Task directions » Your task is to copy every line of the records below that contains "where".

Task input »
══════════════════════════════

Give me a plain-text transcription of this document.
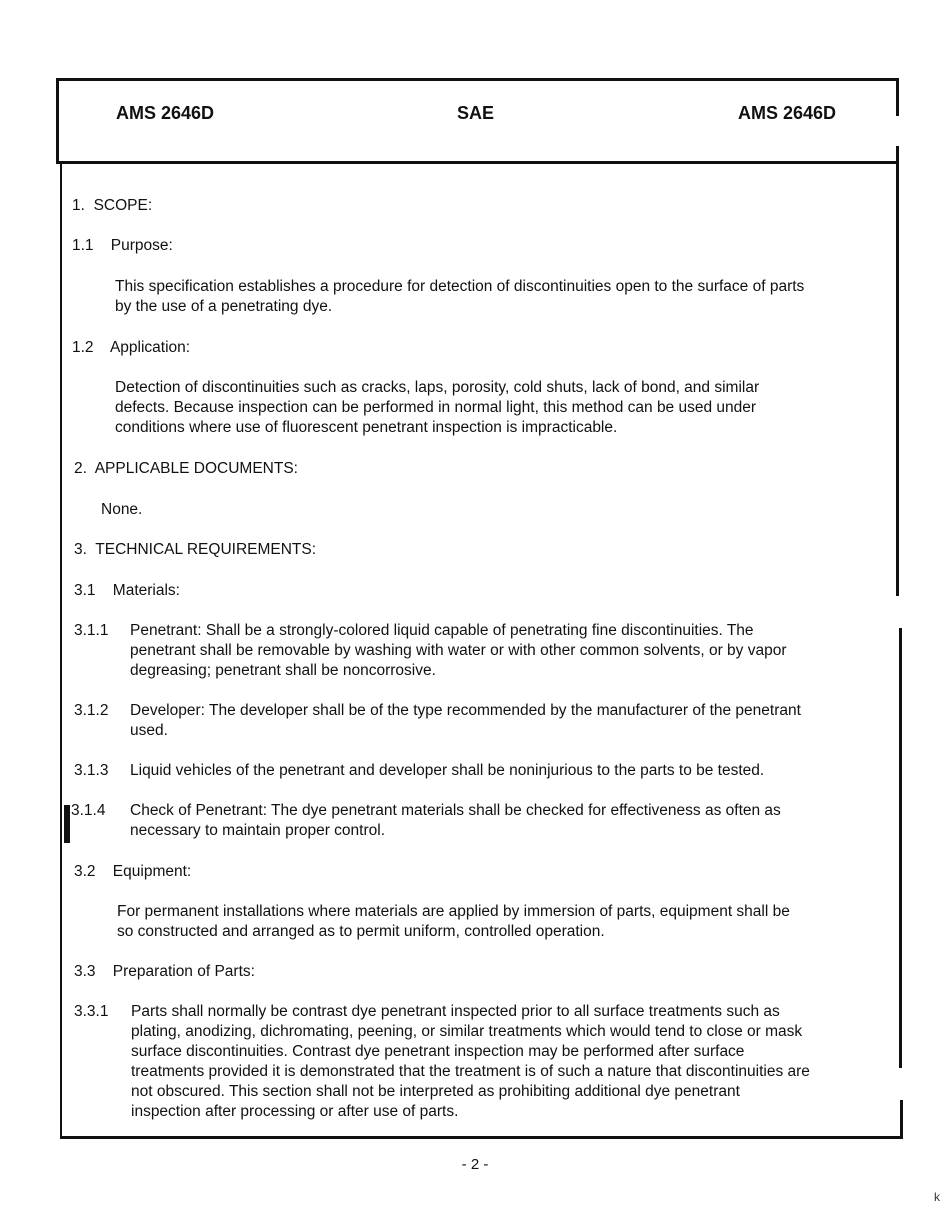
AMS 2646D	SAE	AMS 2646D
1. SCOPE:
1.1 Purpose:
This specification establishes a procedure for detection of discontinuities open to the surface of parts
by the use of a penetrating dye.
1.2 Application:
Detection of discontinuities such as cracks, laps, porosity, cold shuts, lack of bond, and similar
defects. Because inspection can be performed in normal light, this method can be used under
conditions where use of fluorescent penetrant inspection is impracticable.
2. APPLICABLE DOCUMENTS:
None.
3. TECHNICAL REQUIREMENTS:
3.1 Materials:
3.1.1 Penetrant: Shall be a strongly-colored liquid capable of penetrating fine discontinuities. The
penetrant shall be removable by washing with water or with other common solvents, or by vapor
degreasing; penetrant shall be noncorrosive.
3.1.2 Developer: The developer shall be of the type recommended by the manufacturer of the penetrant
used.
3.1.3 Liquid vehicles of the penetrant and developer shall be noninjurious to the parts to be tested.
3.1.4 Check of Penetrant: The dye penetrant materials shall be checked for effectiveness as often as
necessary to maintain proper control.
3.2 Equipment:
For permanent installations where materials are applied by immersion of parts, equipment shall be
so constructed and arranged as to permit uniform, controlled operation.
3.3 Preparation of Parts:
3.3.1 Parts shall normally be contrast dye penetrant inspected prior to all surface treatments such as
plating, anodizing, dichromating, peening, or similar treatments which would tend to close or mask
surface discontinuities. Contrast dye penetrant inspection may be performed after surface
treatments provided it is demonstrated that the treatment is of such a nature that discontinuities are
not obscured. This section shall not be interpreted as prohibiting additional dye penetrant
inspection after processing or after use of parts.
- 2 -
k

══════════════════════════════

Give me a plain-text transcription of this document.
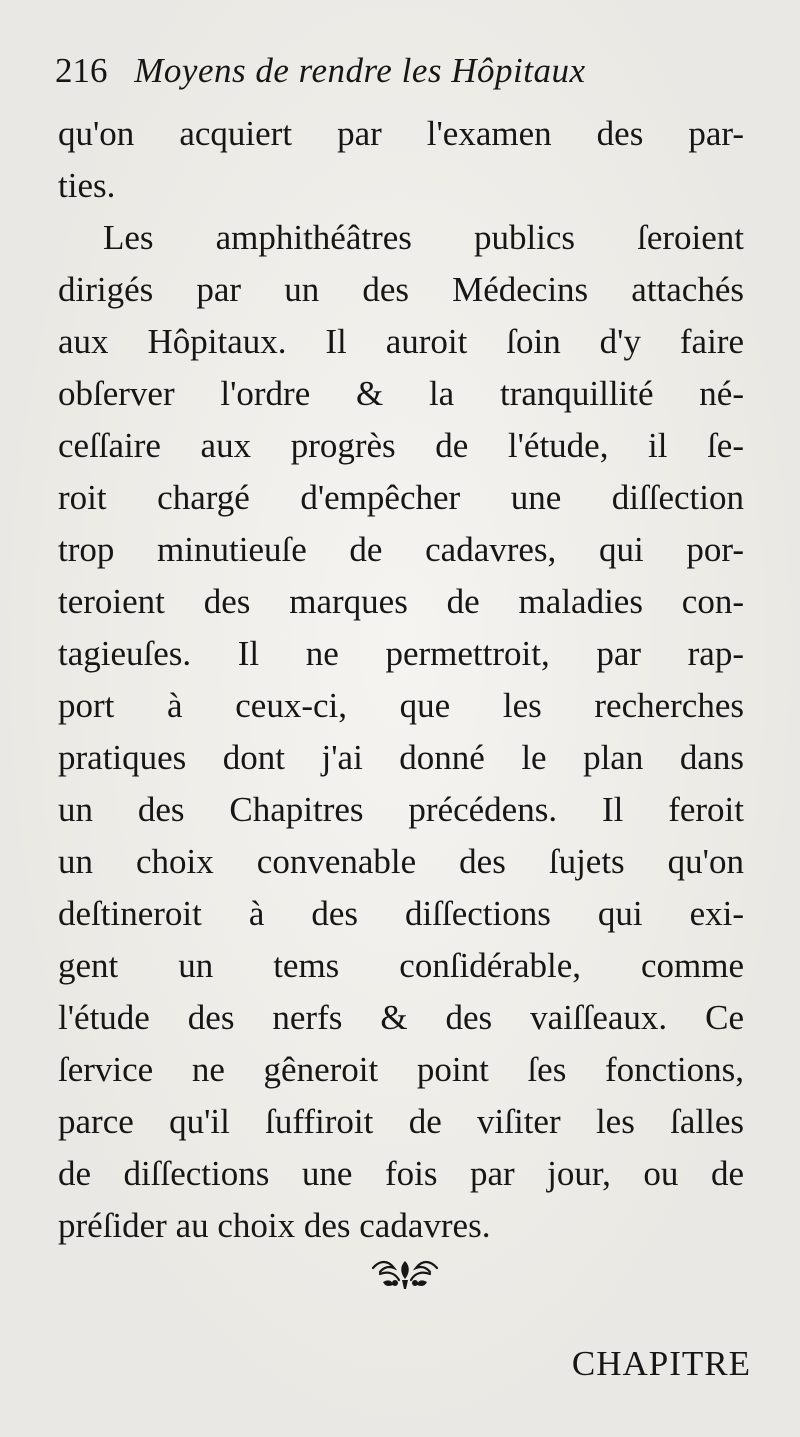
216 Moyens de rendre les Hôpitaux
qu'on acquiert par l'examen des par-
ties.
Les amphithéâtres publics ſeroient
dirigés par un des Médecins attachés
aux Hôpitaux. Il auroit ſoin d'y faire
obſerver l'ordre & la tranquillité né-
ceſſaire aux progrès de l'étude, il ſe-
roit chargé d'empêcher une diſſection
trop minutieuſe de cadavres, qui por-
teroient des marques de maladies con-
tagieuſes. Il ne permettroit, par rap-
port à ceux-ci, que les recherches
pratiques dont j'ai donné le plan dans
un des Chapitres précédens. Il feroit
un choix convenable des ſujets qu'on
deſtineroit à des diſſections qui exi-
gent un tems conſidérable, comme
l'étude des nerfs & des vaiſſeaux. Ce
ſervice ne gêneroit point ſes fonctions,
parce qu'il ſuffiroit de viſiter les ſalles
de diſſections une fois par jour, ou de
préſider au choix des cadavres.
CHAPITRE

══════════════════════════════

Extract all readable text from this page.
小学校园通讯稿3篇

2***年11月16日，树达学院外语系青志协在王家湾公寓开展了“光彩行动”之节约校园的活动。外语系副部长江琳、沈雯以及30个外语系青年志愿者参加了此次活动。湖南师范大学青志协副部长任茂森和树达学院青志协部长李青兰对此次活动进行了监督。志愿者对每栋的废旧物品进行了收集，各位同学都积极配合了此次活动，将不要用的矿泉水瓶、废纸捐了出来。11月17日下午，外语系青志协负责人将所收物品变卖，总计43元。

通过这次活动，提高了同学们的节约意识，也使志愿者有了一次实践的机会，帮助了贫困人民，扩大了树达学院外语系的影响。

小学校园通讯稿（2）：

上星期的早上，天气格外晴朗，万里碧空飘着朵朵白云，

══════════════════════════════

Output of the exercise »
conditions where use of fluorescent penetrant inspection is impracticable.
For permanent installations where materials are applied by immersion of parts, equipment shall be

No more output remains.